(THE EXERCISE):
Leave out the pictures and copy everything else in the entries exactly.

(RECORDS PROVIDED):
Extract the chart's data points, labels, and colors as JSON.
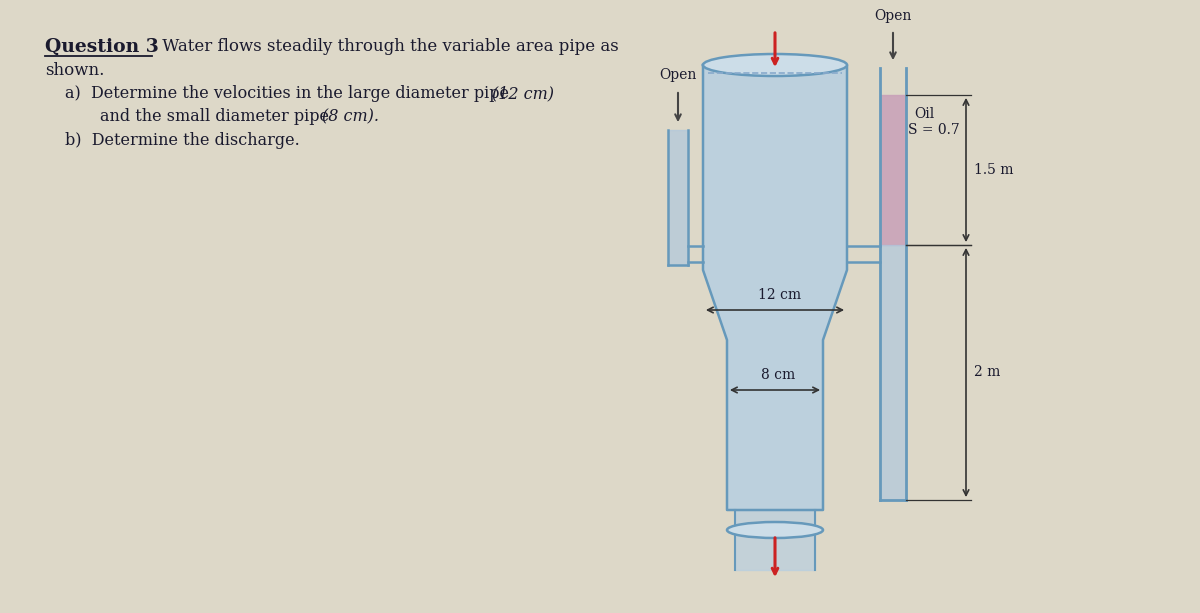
{
  "bg_color": "#ddd8c8",
  "pipe_fill": "#b8cfe0",
  "pipe_edge": "#6699bb",
  "pipe_fill_dark": "#9ab8d0",
  "oil_fill": "#c8a0b8",
  "water_fill": "#b0c8dc",
  "arrow_red": "#cc2222",
  "arrow_dark": "#444444",
  "dim_color": "#333333",
  "text_color": "#1a1a2e",
  "open_left_label": "Open",
  "open_right_label": "Open",
  "oil_label_line1": "Oil",
  "oil_label_line2": "S = 0.7",
  "dim_15": "1.5 m",
  "dim_2": "2 m",
  "dim_12cm": "12 cm",
  "dim_8cm": "8 cm"
}
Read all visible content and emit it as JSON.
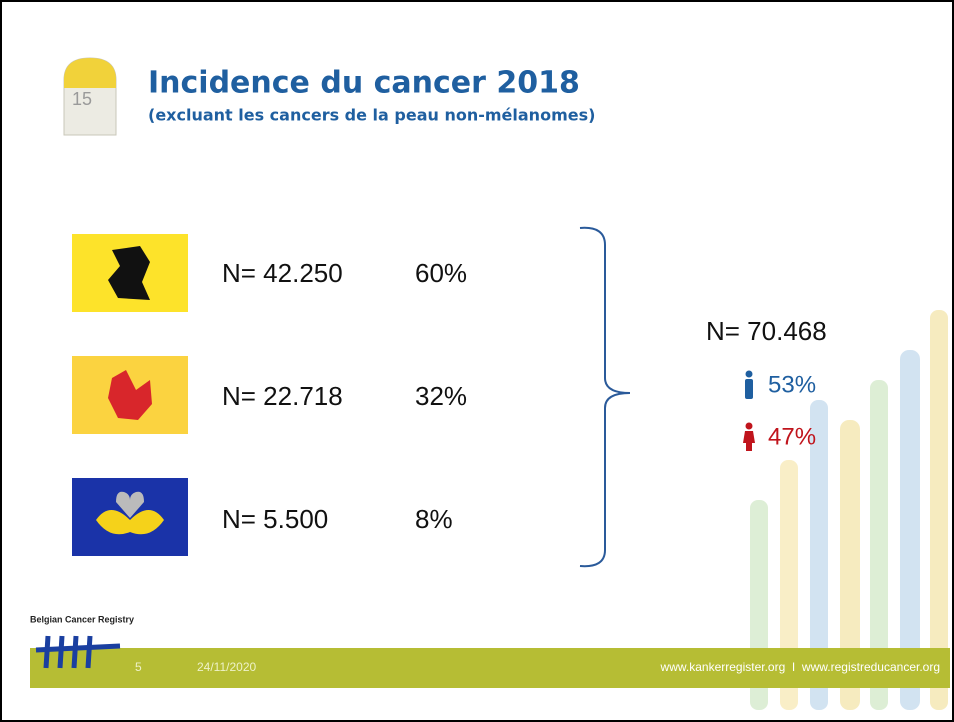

(REPLY):
Extract the chart's data points, labels, and colors as JSON.
{
  "bg_color": "#ddd8c8",
  "pipe_fill": "#b8cfe0",
  "pipe_edge": "#6699bb",
  "pipe_fill_dark": "#9ab8d0",
  "oil_fill": "#c8a0b8",
  "water_fill": "#b0c8dc",
  "arrow_red": "#cc2222",
  "arrow_dark": "#444444",
  "dim_color": "#333333",
  "text_color": "#1a1a2e",
  "open_left_label": "Open",
  "open_right_label": "Open",
  "oil_label_line1": "Oil",
  "oil_label_line2": "S = 0.7",
  "dim_15": "1.5 m",
  "dim_2": "2 m",
  "dim_12cm": "12 cm",
  "dim_8cm": "8 cm"
}
Read all visible content and emit it as JSON.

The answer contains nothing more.